Items from a data source:
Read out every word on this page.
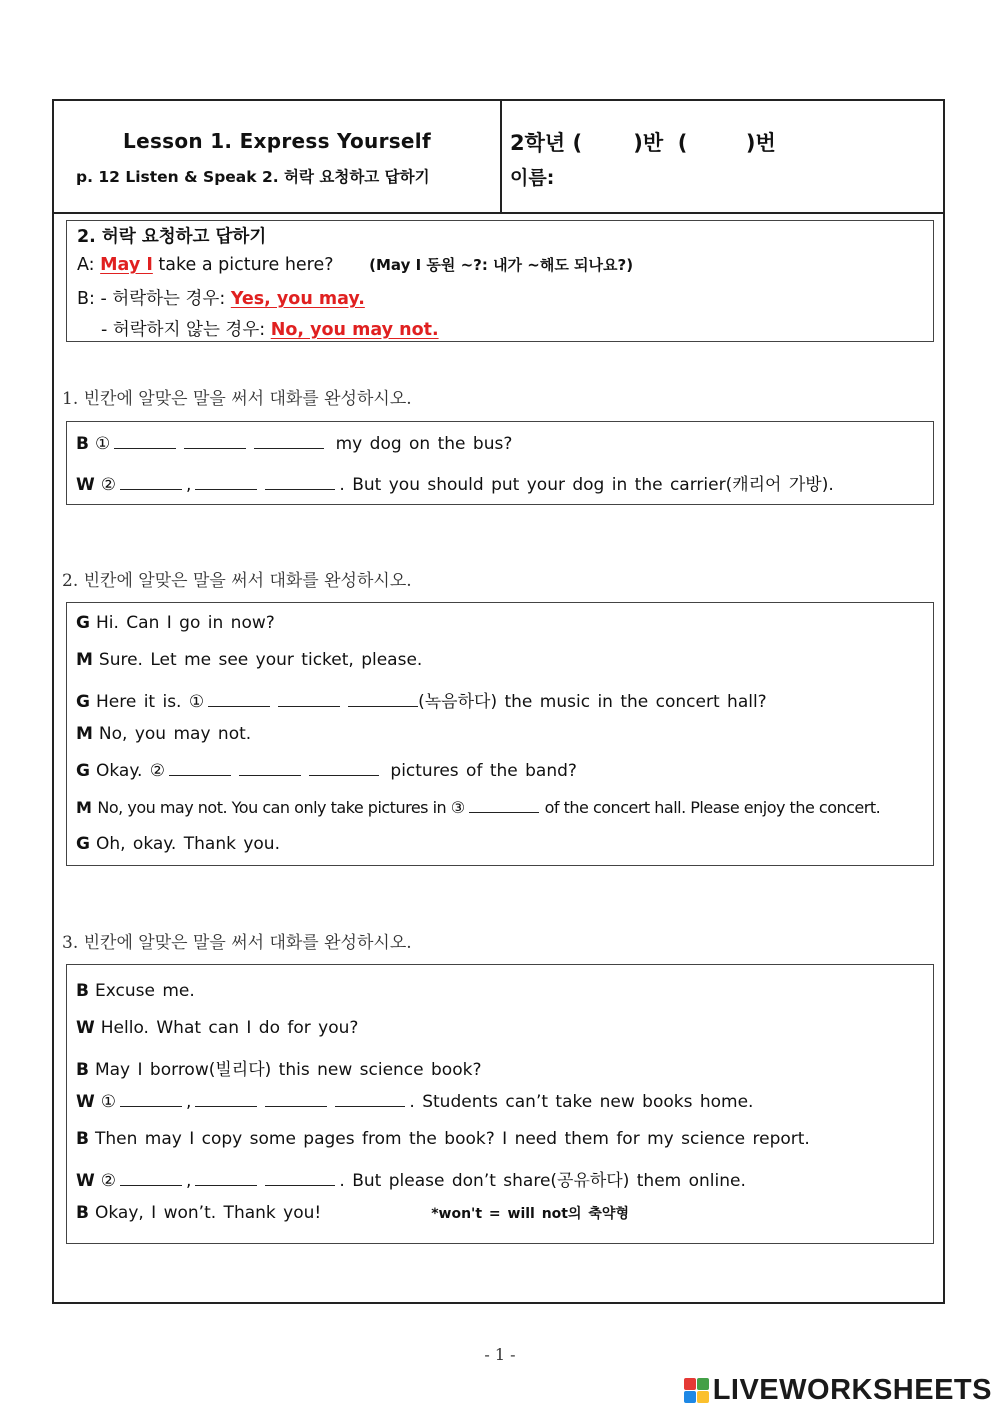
Lesson 1. Express Yourself
p. 12 Listen & Speak 2. 허락 요청하고 답하기
2학년 (       )반  (        )번
이름:
2. 허락 요청하고 답하기
A: May I take a picture here? (May I 동원 ~?: 내가 ~해도 되나요?)
B: - 허락하는 경우: Yes, you may.
- 허락하지 않는 경우: No, you may not.
1. 빈칸에 알맞은 말을 써서 대화를 완성하시오.
B ①	my dog on the bus?
W ②	,	. But you should put your dog in the carrier(캐리어 가방).
2. 빈칸에 알맞은 말을 써서 대화를 완성하시오.
G Hi. Can I go in now?
M Sure. Let me see your ticket, please.
G Here it is. ①	(녹음하다) the music in the concert hall?
M No, you may not.
G Okay. ②	pictures of the band?
M No, you may not. You can only take pictures in ③	of the concert hall. Please enjoy the concert.
G Oh, okay. Thank you.
3. 빈칸에 알맞은 말을 써서 대화를 완성하시오.
B Excuse me.
W Hello. What can I do for you?
B May I borrow(빌리다) this new science book?
W ①	,	. Students can’t take new books home.
B Then may I copy some pages from the book? I need them for my science report.
W ②	,	. But please don’t share(공유하다) them online.
B Okay, I won’t. Thank you!	*won't = will not의 축약형
- 1 -
LIVEWORKSHEETS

# [Brief]
Copy out every line of the material above that mentions the word "them".

# [Expected answer]
B Then may I copy some pages from the book? I need them for my science report.
W ②	,	. But please don’t share(공유하다) them online.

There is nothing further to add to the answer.